Look below for the line with "Parse this screenshot: output". Extract that line and each one after it through the last, word for word.

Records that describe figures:
- - - -
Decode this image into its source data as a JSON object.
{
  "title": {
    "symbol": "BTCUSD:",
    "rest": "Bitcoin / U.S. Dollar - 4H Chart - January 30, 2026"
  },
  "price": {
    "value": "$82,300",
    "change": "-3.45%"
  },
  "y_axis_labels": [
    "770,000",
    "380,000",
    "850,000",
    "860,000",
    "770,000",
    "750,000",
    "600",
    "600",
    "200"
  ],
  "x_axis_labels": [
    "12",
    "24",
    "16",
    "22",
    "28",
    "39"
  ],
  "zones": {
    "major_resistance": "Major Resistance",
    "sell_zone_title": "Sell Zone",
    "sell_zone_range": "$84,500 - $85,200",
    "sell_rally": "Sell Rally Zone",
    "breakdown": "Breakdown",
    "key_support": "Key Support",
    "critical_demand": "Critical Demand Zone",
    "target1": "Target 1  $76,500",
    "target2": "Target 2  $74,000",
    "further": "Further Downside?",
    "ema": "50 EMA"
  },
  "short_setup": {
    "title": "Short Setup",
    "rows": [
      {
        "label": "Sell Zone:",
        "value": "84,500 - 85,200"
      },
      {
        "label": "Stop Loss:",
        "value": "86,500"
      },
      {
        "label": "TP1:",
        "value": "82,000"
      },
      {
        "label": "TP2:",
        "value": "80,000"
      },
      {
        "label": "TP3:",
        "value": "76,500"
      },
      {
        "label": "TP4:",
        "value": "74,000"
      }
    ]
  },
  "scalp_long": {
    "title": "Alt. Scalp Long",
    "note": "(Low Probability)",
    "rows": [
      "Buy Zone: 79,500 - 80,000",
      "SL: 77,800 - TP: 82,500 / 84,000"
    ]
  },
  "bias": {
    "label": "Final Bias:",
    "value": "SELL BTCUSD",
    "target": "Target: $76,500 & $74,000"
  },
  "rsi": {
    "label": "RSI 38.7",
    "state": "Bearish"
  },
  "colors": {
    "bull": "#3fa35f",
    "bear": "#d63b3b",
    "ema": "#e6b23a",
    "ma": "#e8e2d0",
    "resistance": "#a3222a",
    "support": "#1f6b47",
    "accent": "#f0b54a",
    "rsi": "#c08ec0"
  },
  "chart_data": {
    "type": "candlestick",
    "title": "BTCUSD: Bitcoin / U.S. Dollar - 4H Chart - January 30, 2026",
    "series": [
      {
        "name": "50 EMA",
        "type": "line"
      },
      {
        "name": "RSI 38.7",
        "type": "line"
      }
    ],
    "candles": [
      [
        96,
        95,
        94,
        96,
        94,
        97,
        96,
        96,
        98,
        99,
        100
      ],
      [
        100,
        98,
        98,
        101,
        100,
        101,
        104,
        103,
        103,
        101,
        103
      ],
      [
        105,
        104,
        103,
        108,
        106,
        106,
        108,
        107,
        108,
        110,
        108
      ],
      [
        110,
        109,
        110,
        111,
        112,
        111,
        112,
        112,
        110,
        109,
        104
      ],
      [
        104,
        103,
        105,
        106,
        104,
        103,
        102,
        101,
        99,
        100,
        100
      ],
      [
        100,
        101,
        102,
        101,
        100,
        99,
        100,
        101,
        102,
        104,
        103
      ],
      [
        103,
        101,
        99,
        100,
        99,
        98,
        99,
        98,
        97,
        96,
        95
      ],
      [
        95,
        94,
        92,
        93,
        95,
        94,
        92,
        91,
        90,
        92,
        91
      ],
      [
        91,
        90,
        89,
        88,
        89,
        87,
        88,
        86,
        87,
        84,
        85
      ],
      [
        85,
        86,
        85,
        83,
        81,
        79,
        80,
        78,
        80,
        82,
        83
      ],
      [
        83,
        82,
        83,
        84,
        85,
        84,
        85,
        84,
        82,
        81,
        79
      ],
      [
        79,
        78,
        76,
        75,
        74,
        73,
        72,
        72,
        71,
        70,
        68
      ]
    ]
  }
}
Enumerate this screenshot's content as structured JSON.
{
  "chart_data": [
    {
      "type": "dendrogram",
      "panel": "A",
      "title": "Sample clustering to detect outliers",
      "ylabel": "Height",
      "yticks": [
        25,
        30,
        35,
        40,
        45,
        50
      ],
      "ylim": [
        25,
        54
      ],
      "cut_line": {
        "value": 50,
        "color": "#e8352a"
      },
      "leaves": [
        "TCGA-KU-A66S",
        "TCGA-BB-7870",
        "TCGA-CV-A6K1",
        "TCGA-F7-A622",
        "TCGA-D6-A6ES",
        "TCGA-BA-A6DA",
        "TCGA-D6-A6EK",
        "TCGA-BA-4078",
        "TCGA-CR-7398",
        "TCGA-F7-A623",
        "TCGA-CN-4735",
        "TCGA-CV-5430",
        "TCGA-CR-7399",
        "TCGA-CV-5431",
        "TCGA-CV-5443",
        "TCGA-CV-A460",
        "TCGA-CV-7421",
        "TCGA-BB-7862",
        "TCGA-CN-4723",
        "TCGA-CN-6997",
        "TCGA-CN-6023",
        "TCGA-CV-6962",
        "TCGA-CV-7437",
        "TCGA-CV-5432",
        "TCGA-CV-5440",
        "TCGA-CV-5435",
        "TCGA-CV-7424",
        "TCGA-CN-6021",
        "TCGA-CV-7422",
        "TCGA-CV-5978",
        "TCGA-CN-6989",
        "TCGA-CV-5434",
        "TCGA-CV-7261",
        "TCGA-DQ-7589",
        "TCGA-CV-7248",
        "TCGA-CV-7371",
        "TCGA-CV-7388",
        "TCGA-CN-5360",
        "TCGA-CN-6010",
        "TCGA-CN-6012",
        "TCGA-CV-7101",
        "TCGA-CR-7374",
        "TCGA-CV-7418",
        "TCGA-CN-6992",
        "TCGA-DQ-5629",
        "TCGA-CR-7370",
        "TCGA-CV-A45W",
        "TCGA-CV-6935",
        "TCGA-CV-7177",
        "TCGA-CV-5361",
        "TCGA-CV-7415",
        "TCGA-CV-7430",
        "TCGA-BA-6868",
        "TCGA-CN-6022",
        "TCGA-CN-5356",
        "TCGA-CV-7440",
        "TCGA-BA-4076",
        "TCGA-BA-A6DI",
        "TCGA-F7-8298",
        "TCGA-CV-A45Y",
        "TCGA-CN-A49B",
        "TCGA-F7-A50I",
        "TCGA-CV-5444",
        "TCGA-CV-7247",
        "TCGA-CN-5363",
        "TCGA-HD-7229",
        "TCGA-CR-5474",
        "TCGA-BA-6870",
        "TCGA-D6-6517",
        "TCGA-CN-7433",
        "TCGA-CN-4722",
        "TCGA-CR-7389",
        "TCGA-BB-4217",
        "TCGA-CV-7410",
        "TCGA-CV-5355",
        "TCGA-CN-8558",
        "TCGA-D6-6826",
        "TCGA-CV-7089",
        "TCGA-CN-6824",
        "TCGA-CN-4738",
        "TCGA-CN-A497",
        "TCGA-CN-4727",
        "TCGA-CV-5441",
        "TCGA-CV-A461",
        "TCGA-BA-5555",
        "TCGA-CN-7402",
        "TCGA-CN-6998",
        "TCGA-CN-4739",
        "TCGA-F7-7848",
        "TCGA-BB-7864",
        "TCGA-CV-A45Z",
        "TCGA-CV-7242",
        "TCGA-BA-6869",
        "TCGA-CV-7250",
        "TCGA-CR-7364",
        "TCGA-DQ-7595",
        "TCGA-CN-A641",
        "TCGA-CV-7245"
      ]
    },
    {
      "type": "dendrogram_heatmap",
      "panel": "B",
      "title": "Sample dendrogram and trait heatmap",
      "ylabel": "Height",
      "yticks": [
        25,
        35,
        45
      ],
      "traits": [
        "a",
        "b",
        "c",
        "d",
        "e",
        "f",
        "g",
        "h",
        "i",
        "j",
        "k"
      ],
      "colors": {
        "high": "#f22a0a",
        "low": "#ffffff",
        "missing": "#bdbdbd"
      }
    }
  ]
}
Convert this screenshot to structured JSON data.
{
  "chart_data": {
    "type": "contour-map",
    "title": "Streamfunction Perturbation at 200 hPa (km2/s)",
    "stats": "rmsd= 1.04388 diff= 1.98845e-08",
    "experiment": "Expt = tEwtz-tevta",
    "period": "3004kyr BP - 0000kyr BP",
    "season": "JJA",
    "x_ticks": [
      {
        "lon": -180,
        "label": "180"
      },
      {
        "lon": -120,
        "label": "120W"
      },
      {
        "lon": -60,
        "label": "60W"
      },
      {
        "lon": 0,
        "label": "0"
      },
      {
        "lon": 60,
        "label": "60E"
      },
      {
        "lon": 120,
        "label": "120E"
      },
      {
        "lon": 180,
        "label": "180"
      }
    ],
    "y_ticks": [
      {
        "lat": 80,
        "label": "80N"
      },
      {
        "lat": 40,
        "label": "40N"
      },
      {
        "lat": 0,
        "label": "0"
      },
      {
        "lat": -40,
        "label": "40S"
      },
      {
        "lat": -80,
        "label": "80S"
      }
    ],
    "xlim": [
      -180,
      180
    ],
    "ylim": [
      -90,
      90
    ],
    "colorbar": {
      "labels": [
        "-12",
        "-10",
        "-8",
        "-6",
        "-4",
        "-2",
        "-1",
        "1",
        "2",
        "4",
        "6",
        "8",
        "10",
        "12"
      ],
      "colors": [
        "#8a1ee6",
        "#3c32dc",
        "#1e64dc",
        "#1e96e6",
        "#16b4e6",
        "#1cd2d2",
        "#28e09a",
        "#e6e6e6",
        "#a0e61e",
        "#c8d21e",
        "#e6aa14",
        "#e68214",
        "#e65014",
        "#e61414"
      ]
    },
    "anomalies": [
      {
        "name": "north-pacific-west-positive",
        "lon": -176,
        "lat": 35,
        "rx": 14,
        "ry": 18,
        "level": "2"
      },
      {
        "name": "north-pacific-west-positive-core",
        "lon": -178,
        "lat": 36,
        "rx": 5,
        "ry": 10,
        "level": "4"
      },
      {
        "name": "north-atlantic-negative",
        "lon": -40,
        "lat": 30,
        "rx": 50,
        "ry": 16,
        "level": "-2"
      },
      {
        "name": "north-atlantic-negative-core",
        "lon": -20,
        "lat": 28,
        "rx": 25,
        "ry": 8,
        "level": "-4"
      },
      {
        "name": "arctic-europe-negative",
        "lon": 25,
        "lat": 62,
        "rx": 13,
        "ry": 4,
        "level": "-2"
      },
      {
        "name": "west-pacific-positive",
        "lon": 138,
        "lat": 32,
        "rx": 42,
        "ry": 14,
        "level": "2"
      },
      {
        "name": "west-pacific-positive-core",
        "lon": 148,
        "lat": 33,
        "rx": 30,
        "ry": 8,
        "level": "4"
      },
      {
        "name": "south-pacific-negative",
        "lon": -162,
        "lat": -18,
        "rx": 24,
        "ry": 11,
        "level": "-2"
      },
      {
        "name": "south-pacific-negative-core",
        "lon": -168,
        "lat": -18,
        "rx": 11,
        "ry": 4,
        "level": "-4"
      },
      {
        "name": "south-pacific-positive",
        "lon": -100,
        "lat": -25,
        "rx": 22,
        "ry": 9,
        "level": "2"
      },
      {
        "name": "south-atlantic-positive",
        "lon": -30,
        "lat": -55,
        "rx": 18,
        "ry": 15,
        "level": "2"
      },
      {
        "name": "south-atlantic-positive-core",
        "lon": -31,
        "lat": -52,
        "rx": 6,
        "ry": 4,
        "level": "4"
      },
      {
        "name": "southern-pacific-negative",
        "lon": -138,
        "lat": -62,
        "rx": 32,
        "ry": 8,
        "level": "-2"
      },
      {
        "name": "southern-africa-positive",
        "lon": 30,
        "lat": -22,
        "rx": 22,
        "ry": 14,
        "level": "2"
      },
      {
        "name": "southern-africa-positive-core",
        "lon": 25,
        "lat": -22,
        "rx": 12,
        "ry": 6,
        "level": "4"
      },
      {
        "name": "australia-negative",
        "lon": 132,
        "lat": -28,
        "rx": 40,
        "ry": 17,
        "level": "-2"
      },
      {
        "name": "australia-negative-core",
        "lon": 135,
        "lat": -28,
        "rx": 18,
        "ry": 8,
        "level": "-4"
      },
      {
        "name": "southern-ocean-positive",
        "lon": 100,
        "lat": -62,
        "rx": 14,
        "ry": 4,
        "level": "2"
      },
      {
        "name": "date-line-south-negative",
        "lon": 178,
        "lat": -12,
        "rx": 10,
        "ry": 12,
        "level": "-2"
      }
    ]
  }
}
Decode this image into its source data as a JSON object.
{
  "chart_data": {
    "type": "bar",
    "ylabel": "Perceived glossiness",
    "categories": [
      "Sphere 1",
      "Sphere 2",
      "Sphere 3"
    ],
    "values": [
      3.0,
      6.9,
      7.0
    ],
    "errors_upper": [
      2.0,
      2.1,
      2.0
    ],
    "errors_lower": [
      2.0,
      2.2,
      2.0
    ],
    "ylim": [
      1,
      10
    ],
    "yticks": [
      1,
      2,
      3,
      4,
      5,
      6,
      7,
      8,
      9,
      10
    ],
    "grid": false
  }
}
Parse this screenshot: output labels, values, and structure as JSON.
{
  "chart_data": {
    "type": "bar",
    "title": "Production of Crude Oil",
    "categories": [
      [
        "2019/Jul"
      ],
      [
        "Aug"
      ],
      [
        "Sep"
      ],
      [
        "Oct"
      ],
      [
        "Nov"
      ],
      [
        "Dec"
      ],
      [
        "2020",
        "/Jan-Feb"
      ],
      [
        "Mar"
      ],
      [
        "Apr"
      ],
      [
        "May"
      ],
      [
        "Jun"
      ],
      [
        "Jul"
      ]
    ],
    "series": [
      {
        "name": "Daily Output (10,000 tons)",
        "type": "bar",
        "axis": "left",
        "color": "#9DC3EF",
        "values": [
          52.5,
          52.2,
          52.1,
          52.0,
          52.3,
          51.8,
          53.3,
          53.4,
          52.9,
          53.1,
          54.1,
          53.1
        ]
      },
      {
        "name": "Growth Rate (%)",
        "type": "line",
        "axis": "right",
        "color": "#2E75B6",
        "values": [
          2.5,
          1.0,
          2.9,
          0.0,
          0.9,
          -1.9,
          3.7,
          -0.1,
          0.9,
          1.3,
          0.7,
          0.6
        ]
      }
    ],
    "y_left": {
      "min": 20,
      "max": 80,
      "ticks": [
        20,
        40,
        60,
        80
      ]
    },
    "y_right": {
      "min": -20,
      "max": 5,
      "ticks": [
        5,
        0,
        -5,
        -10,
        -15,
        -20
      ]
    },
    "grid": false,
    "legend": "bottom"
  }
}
- - - -
-- RESULT OF THIS EXERCISE --
Parse this screenshot: output labels, values, and structure as JSON.
{
  "chart_data": {
    "type": "bar",
    "title": "Production of Crude Oil",
    "categories": [
      [
        "2019/Jul"
      ],
      [
        "Aug"
      ],
      [
        "Sep"
      ],
      [
        "Oct"
      ],
      [
        "Nov"
      ],
      [
        "Dec"
      ],
      [
        "2020",
        "/Jan-Feb"
      ],
      [
        "Mar"
      ],
      [
        "Apr"
      ],
      [
        "May"
      ],
      [
        "Jun"
      ],
      [
        "Jul"
      ]
    ],
    "series": [
      {
        "name": "Daily Output (10,000 tons)",
        "type": "bar",
        "axis": "left",
        "color": "#9DC3EF",
        "values": [
          52.5,
          52.2,
          52.1,
          52.0,
          52.3,
          51.8,
          53.3,
          53.4,
          52.9,
          53.1,
          54.1,
          53.1
        ]
      },
      {
        "name": "Growth Rate (%)",
        "type": "line",
        "axis": "right",
        "color": "#2E75B6",
        "values": [
          2.5,
          1.0,
          2.9,
          0.0,
          0.9,
          -1.9,
          3.7,
          -0.1,
          0.9,
          1.3,
          0.7,
          0.6
        ]
      }
    ],
    "y_left": {
      "min": 20,
      "max": 80,
      "ticks": [
        20,
        40,
        60,
        80
      ]
    },
    "y_right": {
      "min": -20,
      "max": 5,
      "ticks": [
        5,
        0,
        -5,
        -10,
        -15,
        -20
      ]
    },
    "grid": false,
    "legend": "bottom"
  }
}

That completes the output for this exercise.